→ **YOUR GOAL**: Where a line in the listing below contains the word "username", copy that line.

→ **DATA LINES**:

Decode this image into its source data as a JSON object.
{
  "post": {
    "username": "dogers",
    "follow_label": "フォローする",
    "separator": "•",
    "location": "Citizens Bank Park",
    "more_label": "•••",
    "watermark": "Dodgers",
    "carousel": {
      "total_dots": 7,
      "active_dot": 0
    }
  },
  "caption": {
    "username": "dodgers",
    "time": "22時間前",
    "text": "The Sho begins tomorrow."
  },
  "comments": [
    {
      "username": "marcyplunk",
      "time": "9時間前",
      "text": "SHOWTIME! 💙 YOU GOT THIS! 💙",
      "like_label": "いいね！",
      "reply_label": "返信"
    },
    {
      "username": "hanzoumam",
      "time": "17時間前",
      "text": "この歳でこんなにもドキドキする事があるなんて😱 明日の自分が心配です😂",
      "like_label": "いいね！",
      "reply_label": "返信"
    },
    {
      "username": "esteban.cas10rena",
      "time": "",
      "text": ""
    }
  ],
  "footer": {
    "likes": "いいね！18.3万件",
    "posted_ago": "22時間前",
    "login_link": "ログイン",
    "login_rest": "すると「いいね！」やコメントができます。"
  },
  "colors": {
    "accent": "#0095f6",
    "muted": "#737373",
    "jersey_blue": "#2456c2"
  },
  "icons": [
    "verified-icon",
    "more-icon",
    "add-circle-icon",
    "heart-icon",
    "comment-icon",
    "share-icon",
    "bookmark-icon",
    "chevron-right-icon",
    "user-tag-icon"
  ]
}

→ **ANSWER**:
    "username": "dogers",
    "username": "dodgers",
      "username": "marcyplunk",
      "username": "hanzoumam",
      "username": "esteban.cas10rena",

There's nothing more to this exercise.